SELECTED TEXT

By Marguerite Jill Dye (Her 100th Column!)
Although I believe we’ve never met in person, I feel as if I know you. Our lives overlapped for a time in Buenos Aires when you were the Superior of the Society of the Jesuits and I served as a mission intern for the Board of Global Ministries of the United Methodist Church. I worked with women and children in the villas miserias with Adelina Gonnet and the Centro Evangelico de Acción Social during Argentina’s brutal dictatorship.
I am enclosing a column I recently wrote in the Mountain Times entitled “On which side of history do you stand?” I wrote about the film, “Call Me Francis,” and how it revived memories of my Argentine experience, a fearful, traumatic, painful time that threw me into a clinical depression. Upon my return, a psychologist said I was “trying to deal sanely with an insane situation.” I can imagine your time in Augsburg after the junta’s fall, grappling with the aftermath, and praying it would never recur . . .
Of late, at home in the U.S.A., similar feelings have returned. I feel as if my optimism and idealism have been stolen—perhaps America’s optimism and idealism, as well. It’s tragic because those were two of our greatest strengths: giving people hope around the world, living up to our morals and beliefs (for the most part), standing up for what’s right on our earth, and taking a stand against what’s wrong. Those were values for which we were loved and known. We gave hope to those overcome with despair. We offered self-determination to the oppressed. We provided the belief that justice existed for sufferers of injustice—whomever and wherever they were. But these promises, we no longer make.
In spite of my country’s secret, now open, support of dictatorships and authoritarian regimes, I remember the hope Jimmy Carter’s vocal stand for human rights gave our friends in the Madres de la Plaza de Mayo. (My deepest condolences for your friend Esther’s death, your parish priests, the French nuns, and all who were lost in the Dirty War).

[Stored data entries]

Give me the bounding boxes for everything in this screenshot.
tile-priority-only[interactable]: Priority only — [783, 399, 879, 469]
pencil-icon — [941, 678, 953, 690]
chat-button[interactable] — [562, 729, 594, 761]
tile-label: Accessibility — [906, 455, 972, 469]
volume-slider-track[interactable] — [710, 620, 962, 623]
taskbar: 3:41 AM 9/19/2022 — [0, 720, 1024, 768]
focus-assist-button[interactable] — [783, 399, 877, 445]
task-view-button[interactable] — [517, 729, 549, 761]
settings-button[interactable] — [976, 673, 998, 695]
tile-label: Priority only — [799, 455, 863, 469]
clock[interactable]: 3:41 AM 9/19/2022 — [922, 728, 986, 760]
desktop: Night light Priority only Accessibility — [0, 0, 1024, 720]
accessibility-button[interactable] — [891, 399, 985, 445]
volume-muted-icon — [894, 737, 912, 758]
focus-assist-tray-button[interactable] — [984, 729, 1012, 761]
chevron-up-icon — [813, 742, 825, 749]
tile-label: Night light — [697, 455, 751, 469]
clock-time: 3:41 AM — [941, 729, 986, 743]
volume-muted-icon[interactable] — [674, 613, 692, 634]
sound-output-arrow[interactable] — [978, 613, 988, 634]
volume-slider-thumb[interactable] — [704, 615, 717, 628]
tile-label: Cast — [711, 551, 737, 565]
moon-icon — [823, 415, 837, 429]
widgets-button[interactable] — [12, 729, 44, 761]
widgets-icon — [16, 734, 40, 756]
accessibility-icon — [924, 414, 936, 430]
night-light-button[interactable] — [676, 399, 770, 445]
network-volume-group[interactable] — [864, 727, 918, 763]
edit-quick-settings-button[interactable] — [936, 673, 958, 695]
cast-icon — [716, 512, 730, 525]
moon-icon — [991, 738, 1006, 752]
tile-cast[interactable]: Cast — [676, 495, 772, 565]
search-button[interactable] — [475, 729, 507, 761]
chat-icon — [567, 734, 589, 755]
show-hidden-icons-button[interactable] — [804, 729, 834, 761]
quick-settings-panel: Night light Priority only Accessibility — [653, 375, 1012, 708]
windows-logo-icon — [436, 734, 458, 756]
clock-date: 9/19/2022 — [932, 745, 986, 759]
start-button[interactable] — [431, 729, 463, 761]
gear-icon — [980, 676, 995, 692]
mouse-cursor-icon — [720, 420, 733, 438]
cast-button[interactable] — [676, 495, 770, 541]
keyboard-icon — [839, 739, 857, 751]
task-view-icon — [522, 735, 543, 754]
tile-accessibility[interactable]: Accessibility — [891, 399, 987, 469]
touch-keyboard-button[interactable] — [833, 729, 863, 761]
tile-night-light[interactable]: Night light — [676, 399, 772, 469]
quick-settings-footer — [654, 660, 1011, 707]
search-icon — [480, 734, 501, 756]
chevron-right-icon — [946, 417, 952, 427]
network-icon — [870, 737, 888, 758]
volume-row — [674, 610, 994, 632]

WHAT YOU WILL DO
1. Could you quote the part of the letter on Argentina's dictatorship that begins with the words containing "By Marguerite Jill" and ends with "Argentina’s brutal dictatorship."?
2. What comes next in the letter on Argentina's dictatorship? Continue it from its final sentence.

ANSWERS PER TASK
1.
By Marguerite Jill Dye (Her 100th Column!)
Although I believe we’ve never met in person, I feel as if I know you. Our lives overlapped for a time in Buenos Aires when you were the Superior of the Society of the Jesuits and I served as a mission intern for the Board of Global Ministries of the United Methodist Church. I worked with women and children in the villas miserias with Adelina Gonnet and the Centro Evangelico de Acción Social during Argentina’s brutal dictatorship.

2.
We shamefully turned away boats of Jewish refugees during World War II, yet people have continued to come, risking their own and their children’s lives, crossing dangerous borders and perilous seas, for the hope of finding refuge and safety. Their situations in their home countries left them no choice but to flee.
The other quality America has lost is its compassion for the suffering. Truly, it’s breaking my heart. To see outcries against the weakest, poor, and most oppressed, without care or concern for their welfare, and to see heartless leaders padding pockets and power, with some “God fearing Christians” among the followers, has repulsed and sickened me.
So, Your Holiness, what might you say to restore my hope and faith in the future, for my own country and that of the world? Goodness and decency have taken a hit. Children have been torn from the arms of their parents, placed on a mat to cry out their tears. “Shock events” are more brutal each day, all for the purpose of power and greed. It seems as if lizard brains are leading us back to the dinosaur age, when survival of the fittest reigned, while neo cortex human brains are trying to act with kindness, in good faith. But what good is faith when leaders spew anger and hate, appealing to humans’ very worst instincts? I am anxious to know what you think.
I pray, and pray, and am not alone. But my hope has waned and is nearly gone. Uprisings help, seeing people who care, but I’m disheartened, feeling powerlessness, too. “Vote!” people say! Believe in the democratic process! But it’s been undermined. Our democracy has been kidnapped and compromised by people within our own ranks and billionaires who fund special interests without any limits, thanks to Citizens United. I fear another election with Russian infiltration, illegal intervention, and corruption far from ended.
Your Holiness, I’ve shared this letter in the Mountain Times of Vermont as my 100th column. Con permiso, with your permission, I’d like to share your response, as well. We await your message with great anticipation, for the inspiration you’ll surely send. Each talk and proclamation I’ve read or heard that you’ve given has rung very true in my heart, renewing my faith and belief in good works.
One last thought I’d like to mention is that we have a common friend who studied Cannon Law beside the Vatican. I was walking the Camino de Santiago and met Father Pambo Martin on retreat at the Benedictine Monastery in Rabanal, Spain. Following his studies, he directed Benedictine missions worldwide from Sankt Ottilien, Germany. Since then, Father Martin was called home to serve as Tanzania’s Abbot of Mvimwa. If he’s any indication of your flock, I’m impressed! He gives me hope!
Thank you from the bottom of my heart for all that you give and have given.